GIVEN RECORDS:
▬▬▬▬▬▬

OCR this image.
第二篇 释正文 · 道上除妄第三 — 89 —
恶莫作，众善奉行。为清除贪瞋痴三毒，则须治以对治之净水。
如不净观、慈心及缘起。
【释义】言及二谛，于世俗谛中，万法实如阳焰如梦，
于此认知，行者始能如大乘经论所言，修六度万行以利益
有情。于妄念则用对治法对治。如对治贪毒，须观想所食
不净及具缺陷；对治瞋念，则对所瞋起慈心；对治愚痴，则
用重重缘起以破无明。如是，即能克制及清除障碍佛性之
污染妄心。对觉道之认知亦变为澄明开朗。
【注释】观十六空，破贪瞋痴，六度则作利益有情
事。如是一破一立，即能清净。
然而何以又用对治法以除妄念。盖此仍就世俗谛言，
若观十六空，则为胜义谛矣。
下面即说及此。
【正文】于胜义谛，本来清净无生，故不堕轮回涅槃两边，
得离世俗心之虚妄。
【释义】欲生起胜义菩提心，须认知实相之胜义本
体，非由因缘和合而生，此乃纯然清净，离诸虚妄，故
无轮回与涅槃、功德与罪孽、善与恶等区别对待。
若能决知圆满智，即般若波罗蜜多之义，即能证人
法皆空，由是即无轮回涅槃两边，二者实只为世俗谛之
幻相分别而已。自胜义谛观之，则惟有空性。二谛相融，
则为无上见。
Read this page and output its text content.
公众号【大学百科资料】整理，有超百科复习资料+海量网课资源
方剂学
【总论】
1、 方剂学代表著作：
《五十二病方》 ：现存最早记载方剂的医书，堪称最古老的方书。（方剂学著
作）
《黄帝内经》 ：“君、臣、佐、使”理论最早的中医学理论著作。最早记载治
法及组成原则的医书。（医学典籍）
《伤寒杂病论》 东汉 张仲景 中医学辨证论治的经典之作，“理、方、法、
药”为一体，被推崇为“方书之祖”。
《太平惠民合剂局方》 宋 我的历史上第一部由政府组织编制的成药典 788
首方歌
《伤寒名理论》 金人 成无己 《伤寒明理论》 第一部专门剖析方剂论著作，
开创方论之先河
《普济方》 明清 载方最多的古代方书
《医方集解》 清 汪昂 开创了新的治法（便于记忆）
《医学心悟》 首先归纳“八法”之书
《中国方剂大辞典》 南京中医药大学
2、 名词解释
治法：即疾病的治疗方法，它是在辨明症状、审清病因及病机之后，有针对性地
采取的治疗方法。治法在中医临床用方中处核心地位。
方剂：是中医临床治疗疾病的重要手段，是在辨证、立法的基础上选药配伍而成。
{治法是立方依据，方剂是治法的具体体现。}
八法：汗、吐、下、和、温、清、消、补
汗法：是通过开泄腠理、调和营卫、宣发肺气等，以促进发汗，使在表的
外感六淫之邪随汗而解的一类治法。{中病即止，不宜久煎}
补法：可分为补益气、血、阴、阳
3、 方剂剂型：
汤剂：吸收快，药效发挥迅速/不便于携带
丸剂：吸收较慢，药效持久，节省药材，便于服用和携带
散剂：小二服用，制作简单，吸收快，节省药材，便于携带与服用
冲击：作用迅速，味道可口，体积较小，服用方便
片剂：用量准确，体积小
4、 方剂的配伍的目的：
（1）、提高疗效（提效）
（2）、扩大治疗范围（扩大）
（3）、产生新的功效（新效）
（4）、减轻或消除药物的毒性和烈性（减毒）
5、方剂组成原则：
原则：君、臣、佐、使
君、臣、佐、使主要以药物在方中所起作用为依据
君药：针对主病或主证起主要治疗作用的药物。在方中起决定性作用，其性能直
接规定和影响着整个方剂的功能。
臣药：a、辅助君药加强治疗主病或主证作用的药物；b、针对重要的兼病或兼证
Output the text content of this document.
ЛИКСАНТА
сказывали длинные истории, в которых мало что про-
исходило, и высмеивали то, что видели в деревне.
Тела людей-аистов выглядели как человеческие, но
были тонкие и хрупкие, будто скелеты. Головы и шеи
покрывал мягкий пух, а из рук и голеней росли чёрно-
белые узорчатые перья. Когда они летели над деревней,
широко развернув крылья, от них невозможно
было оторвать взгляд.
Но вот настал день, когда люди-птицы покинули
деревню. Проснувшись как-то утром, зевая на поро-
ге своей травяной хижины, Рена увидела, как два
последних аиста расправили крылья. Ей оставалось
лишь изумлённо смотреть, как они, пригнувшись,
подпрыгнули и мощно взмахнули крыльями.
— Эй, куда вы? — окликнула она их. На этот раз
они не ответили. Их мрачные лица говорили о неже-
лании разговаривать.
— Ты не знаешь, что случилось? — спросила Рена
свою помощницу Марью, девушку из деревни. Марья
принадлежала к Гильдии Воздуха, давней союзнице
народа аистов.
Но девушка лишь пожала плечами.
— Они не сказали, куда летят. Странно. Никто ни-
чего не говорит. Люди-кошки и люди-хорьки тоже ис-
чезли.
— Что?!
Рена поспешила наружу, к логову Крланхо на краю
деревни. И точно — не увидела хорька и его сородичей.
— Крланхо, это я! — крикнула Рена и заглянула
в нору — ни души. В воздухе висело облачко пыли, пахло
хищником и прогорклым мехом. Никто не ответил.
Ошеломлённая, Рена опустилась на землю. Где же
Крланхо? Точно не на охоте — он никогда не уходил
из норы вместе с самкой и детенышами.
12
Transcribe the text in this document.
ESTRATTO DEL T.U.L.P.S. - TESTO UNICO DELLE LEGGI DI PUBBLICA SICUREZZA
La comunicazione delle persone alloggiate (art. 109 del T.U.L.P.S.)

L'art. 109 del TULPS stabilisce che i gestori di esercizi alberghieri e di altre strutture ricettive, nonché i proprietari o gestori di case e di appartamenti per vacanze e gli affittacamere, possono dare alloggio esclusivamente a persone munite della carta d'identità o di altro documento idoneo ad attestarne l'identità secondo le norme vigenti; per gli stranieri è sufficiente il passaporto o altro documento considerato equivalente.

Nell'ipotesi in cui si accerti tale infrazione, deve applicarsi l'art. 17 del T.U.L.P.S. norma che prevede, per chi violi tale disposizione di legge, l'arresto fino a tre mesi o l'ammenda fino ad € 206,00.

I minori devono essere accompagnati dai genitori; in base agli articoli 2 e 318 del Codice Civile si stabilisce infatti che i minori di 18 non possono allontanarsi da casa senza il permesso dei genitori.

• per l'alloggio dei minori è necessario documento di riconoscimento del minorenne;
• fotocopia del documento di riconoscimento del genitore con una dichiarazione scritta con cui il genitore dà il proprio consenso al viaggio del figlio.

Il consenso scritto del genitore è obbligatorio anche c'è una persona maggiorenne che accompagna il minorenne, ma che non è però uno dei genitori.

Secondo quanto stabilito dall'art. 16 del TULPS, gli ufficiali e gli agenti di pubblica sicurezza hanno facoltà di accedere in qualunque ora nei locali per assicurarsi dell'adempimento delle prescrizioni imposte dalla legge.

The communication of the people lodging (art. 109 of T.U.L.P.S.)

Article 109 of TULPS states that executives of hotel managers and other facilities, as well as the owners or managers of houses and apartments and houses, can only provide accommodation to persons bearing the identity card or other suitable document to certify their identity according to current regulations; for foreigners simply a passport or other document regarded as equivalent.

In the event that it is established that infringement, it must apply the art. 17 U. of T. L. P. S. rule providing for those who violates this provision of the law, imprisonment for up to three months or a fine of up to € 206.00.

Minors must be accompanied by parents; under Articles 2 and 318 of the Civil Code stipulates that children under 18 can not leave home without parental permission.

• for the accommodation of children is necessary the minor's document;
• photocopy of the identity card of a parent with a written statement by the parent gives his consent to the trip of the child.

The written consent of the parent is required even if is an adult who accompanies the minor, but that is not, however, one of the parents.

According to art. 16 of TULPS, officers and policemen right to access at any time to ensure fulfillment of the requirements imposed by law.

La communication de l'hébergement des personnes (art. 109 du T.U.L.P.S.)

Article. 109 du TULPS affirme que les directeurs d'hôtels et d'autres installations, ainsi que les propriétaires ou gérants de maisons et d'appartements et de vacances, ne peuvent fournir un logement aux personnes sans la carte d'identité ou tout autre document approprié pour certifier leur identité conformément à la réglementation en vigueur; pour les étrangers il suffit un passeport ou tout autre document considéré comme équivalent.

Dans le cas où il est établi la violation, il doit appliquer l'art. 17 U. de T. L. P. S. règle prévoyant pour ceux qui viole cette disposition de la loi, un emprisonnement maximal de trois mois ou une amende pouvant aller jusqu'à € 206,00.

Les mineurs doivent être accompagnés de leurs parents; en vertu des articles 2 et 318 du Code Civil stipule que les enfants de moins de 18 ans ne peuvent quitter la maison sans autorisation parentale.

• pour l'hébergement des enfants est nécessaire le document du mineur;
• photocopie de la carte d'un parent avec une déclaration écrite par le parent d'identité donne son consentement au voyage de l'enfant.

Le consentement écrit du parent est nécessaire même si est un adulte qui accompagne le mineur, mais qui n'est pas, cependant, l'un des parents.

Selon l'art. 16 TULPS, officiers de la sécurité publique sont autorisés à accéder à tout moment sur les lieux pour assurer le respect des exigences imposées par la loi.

▬▬▬▬▬▬

REQUIRED WORK:
In the entries above, some lines may contain the string "alloggio"; report how many, without additional comment.

RESULT OF THIS EXERCISE:
2